Dataset records

====

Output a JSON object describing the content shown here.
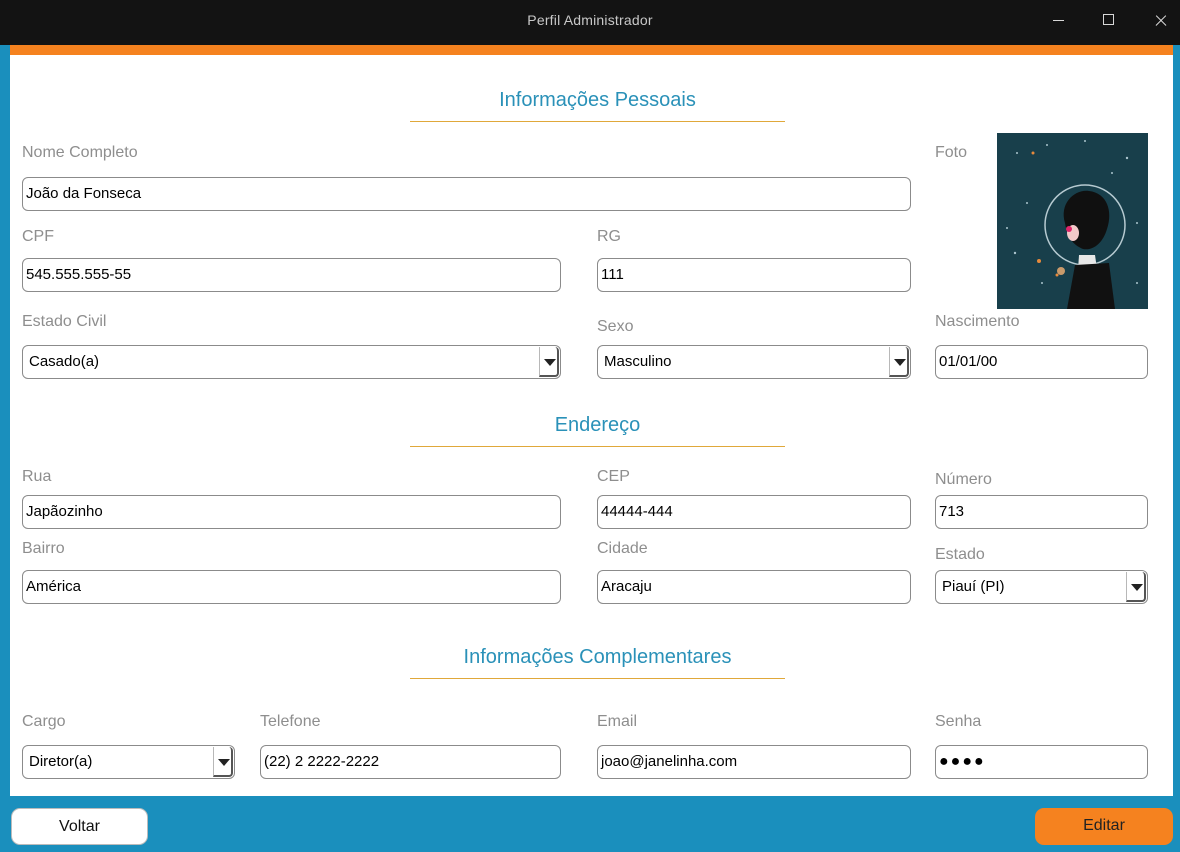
{
  "window": {
    "title": "Perfil Administrador"
  },
  "sections": {
    "personal": "Informações Pessoais",
    "address": "Endereço",
    "complementary": "Informações Complementares"
  },
  "personal": {
    "nome_label": "Nome Completo",
    "nome_value": "João da Fonseca",
    "foto_label": "Foto",
    "cpf_label": "CPF",
    "cpf_value": "545.555.555-55",
    "rg_label": "RG",
    "rg_value": "111",
    "estado_civil_label": "Estado Civil",
    "estado_civil_value": "Casado(a)",
    "sexo_label": "Sexo",
    "sexo_value": "Masculino",
    "nascimento_label": "Nascimento",
    "nascimento_value": "01/01/00"
  },
  "address": {
    "rua_label": "Rua",
    "rua_value": "Japãozinho",
    "cep_label": "CEP",
    "cep_value": "44444-444",
    "numero_label": "Número",
    "numero_value": "713",
    "bairro_label": "Bairro",
    "bairro_value": "América",
    "cidade_label": "Cidade",
    "cidade_value": "Aracaju",
    "estado_label": "Estado",
    "estado_value": "Piauí (PI)"
  },
  "complementary": {
    "cargo_label": "Cargo",
    "cargo_value": "Diretor(a)",
    "telefone_label": "Telefone",
    "telefone_value": "(22) 2 2222-2222",
    "email_label": "Email",
    "email_value": "joao@janelinha.com",
    "senha_label": "Senha",
    "senha_value": "●●●●"
  },
  "buttons": {
    "back": "Voltar",
    "edit": "Editar"
  },
  "colors": {
    "accent_orange": "#f5821f",
    "background_blue": "#1a8fbd",
    "section_title": "#2a91b8"
  }
}
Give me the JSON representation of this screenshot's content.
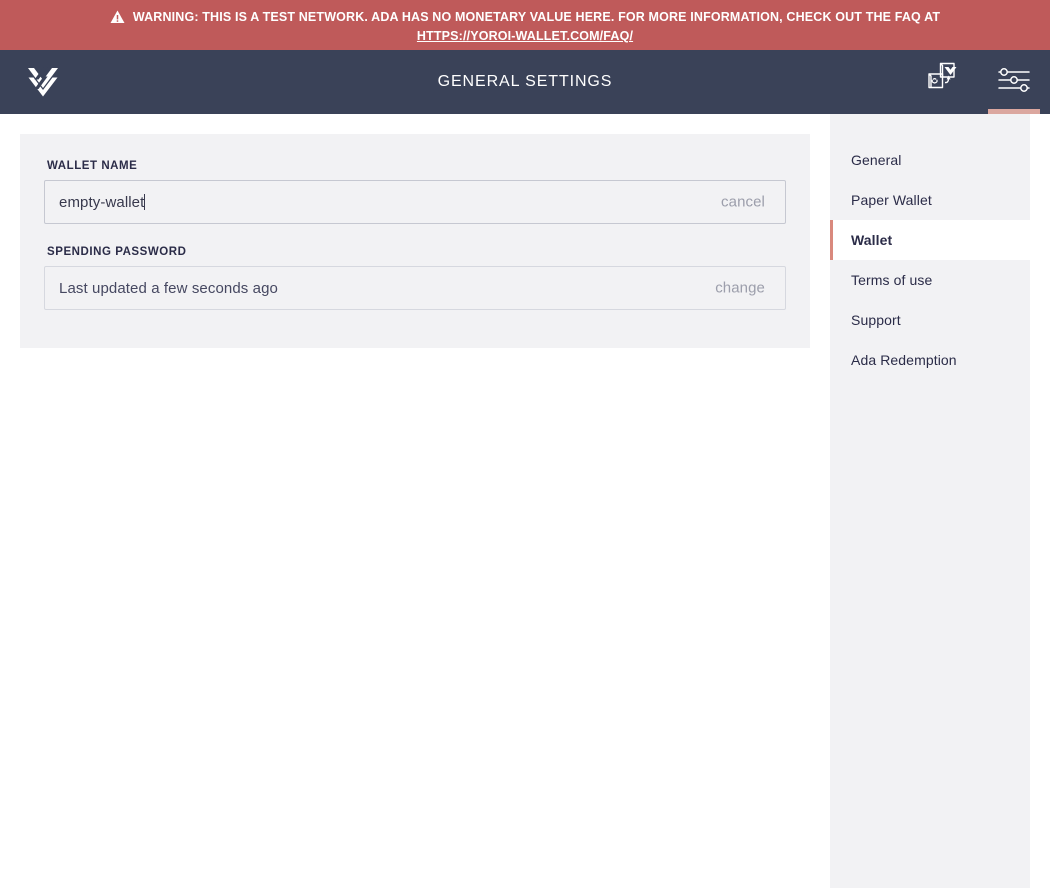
{
  "banner": {
    "icon": "warning-triangle-icon",
    "text": "WARNING: THIS IS A TEST NETWORK. ADA HAS NO MONETARY VALUE HERE. FOR MORE INFORMATION, CHECK OUT THE FAQ AT",
    "link_text": "HTTPS://YOROI-WALLET.COM/FAQ/",
    "bg_color": "#bf5a5a",
    "text_color": "#ffffff"
  },
  "topbar": {
    "logo_icon": "yoroi-logo-icon",
    "title": "GENERAL SETTINGS",
    "bg_color": "#3a4258",
    "actions": [
      {
        "icon": "wallet-switch-icon",
        "name": "wallet-switch-button",
        "active": false
      },
      {
        "icon": "settings-sliders-icon",
        "name": "settings-button",
        "active": true
      }
    ],
    "active_indicator_color": "#dba79f"
  },
  "settings": {
    "wallet_name": {
      "label": "WALLET NAME",
      "value": "empty-wallet",
      "placeholder": "Wallet name",
      "action_label": "cancel"
    },
    "spending_password": {
      "label": "SPENDING PASSWORD",
      "value": "Last updated a few seconds ago",
      "action_label": "change"
    }
  },
  "menu": {
    "active_border_color": "#d9897d",
    "items": [
      {
        "label": "General",
        "active": false
      },
      {
        "label": "Paper Wallet",
        "active": false
      },
      {
        "label": "Wallet",
        "active": true
      },
      {
        "label": "Terms of use",
        "active": false
      },
      {
        "label": "Support",
        "active": false
      },
      {
        "label": "Ada Redemption",
        "active": false
      }
    ]
  }
}
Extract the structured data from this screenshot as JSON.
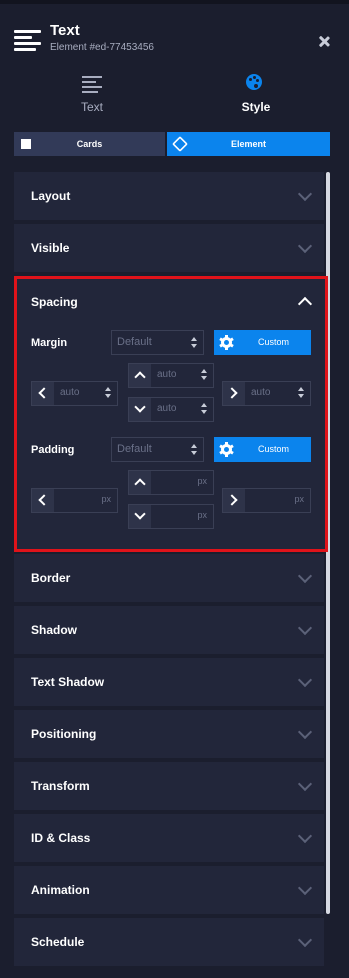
{
  "header": {
    "title": "Text",
    "subtitle": "Element #ed-77453456"
  },
  "mode_tabs": [
    {
      "label": "Text",
      "icon": "align-lines-icon"
    },
    {
      "label": "Style",
      "icon": "palette-icon"
    }
  ],
  "sub_tabs": [
    {
      "label": "Cards",
      "icon": "puzzle-icon"
    },
    {
      "label": "Element",
      "icon": "cube-icon"
    }
  ],
  "panels_top": [
    {
      "title": "Layout"
    },
    {
      "title": "Visible"
    }
  ],
  "spacing": {
    "title": "Spacing",
    "margin": {
      "label": "Margin",
      "select_value": "Default",
      "custom_label": "Custom",
      "top": "auto",
      "left": "auto",
      "right": "auto",
      "bottom": "auto"
    },
    "padding": {
      "label": "Padding",
      "select_value": "Default",
      "custom_label": "Custom",
      "unit": "px"
    }
  },
  "panels_bottom": [
    {
      "title": "Border"
    },
    {
      "title": "Shadow"
    },
    {
      "title": "Text Shadow"
    },
    {
      "title": "Positioning"
    },
    {
      "title": "Transform"
    },
    {
      "title": "ID & Class"
    },
    {
      "title": "Animation"
    },
    {
      "title": "Schedule"
    }
  ],
  "colors": {
    "accent": "#0b84ed",
    "highlight_border": "#e0131a",
    "panel_bg": "#22263a",
    "page_bg": "#1b1e2e"
  }
}
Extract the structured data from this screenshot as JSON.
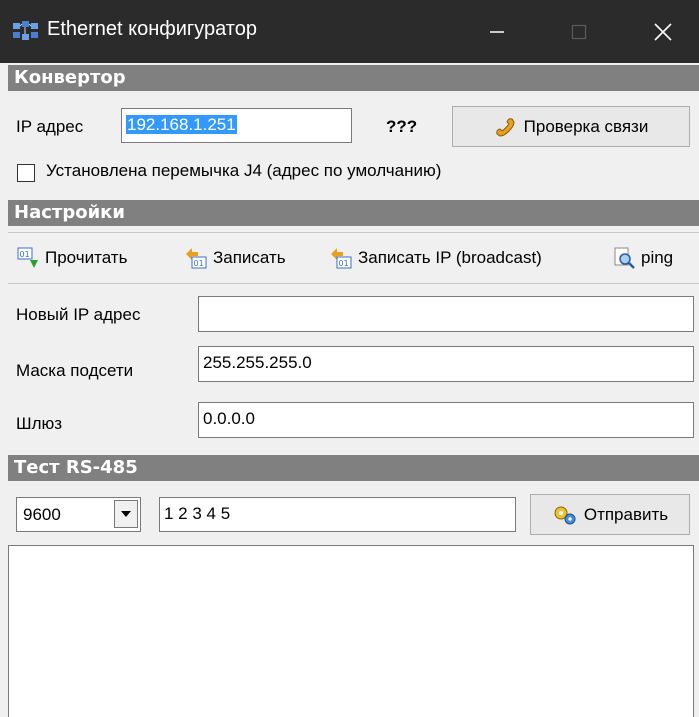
{
  "window": {
    "title": "Ethernet конфигуратор",
    "icons": {
      "app": "network-app-icon",
      "minimize": "minimize-icon",
      "maximize": "maximize-icon",
      "close": "close-icon"
    }
  },
  "converter": {
    "header": "Конвертор",
    "ip_label": "IP адрес",
    "ip_value": "192.168.1.251",
    "status": "???",
    "check_button": "Проверка связи",
    "jumper_label": "Установлена перемычка J4 (адрес по умолчанию)",
    "jumper_checked": false
  },
  "settings": {
    "header": "Настройки",
    "toolbar": {
      "read": "Прочитать",
      "write": "Записать",
      "write_ip": "Записать IP (broadcast)",
      "ping": "ping"
    },
    "new_ip_label": "Новый IP адрес",
    "new_ip_value": "",
    "mask_label": "Маска подсети",
    "mask_value": "255.255.255.0",
    "gateway_label": "Шлюз",
    "gateway_value": "0.0.0.0"
  },
  "rs485": {
    "header": "Тест RS-485",
    "baud_selected": "9600",
    "message_value": "1 2 3 4 5",
    "send_button": "Отправить",
    "output_text": ""
  },
  "colors": {
    "titlebar": "#2b2b2b",
    "section_header": "#808080",
    "selection": "#3399ff"
  }
}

====

• [PROBLEM REQUIREMENTS]: Pull out every line containing "complementary".

• [FULL RESPONSE]:
    "complementary": "Informações Complementares"
  "complementary": {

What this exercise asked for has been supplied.